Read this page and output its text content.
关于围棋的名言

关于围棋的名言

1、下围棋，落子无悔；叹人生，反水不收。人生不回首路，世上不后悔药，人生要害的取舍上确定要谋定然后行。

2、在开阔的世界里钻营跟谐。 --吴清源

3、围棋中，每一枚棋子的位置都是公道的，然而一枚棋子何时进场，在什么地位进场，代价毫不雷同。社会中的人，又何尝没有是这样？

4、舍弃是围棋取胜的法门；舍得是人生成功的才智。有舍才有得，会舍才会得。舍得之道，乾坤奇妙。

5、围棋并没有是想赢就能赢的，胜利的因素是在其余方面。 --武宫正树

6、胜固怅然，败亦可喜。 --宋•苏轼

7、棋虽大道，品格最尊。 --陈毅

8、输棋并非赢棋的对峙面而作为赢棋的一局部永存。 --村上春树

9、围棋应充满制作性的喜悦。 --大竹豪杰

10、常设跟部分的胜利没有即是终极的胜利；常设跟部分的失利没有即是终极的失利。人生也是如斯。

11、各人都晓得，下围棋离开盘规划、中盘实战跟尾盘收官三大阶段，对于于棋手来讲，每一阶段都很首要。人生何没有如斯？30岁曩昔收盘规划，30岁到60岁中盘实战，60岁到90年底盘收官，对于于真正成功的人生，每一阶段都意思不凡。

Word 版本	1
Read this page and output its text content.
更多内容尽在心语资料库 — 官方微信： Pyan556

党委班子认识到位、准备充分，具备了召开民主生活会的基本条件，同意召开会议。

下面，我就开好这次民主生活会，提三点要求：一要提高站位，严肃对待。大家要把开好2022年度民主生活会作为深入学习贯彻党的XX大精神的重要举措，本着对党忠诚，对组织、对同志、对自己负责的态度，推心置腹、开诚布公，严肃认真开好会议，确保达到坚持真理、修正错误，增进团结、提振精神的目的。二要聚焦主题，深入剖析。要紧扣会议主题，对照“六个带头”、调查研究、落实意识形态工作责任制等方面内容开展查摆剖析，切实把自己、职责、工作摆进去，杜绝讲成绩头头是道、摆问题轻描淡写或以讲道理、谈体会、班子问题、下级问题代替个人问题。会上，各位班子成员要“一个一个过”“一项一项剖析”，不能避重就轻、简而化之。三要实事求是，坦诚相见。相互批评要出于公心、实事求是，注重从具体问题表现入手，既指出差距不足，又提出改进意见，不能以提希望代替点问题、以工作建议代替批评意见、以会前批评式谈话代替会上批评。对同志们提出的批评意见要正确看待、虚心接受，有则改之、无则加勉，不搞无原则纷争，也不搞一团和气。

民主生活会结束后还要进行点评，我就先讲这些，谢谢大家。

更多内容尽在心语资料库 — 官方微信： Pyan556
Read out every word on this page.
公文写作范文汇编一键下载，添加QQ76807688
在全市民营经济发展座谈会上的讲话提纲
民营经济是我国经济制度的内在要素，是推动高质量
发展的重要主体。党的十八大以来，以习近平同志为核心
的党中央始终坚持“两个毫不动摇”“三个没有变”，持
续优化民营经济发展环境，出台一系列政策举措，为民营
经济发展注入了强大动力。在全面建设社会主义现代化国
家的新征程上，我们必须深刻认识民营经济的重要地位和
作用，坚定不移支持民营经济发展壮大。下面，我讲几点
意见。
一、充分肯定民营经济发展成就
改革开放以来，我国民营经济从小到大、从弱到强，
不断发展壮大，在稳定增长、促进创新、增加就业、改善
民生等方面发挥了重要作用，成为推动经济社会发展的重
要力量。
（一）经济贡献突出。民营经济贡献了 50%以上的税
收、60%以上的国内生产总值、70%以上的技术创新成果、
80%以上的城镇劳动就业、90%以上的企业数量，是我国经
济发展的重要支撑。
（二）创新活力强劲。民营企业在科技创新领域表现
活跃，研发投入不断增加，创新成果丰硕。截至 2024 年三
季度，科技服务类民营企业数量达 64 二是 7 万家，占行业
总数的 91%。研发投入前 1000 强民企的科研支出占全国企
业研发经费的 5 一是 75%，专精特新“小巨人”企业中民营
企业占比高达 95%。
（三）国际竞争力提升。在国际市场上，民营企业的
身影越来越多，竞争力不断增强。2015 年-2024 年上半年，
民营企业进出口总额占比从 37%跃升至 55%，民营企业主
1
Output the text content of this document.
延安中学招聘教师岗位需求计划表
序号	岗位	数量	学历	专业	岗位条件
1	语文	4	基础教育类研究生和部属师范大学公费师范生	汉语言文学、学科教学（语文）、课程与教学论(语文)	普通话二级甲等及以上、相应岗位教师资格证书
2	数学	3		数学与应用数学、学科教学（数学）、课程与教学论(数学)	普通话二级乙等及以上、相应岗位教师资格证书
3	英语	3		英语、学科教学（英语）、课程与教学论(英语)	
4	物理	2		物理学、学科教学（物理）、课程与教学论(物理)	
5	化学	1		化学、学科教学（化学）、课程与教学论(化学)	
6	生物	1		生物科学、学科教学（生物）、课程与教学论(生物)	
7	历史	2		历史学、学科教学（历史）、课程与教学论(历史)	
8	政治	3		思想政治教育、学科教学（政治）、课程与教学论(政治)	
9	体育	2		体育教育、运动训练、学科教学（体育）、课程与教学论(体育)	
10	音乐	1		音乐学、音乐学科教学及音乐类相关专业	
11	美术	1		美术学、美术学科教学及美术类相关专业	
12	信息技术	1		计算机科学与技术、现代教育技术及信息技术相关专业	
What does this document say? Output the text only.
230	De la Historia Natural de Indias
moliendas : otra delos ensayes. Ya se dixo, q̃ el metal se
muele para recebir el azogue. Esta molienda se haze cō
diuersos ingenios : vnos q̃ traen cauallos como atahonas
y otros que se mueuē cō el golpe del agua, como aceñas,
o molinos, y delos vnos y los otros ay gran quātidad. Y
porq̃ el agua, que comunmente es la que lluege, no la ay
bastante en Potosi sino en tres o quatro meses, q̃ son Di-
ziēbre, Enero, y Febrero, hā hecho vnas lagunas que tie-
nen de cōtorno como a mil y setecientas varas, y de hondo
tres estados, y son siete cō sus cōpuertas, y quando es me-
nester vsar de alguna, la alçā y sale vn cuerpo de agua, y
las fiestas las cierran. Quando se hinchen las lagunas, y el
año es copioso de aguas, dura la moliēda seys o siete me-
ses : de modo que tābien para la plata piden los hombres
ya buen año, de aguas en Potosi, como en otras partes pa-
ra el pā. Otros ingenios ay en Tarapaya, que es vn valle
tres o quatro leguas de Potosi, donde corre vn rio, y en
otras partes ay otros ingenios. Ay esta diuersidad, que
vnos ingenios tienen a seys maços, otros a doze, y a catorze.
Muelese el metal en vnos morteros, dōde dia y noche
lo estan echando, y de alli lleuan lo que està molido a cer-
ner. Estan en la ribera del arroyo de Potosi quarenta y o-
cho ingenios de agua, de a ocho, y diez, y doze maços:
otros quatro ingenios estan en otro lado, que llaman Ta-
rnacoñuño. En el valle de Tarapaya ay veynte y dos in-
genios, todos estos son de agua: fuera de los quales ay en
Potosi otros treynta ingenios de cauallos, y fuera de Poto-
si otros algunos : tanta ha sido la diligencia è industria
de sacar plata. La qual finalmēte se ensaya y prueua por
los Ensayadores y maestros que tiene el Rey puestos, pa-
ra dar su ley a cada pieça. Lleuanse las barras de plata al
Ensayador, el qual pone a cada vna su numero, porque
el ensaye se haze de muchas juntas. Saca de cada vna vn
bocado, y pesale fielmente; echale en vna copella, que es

EXERCISE: Scan the material and collect every line that contains "Tarapaya".

RESPONSE TO THE TASK:
ra el pā. Otros ingenios ay en Tarapaya, que es vn valle
rnacoñuño. En el valle de Tarapaya ay veynte y dos in-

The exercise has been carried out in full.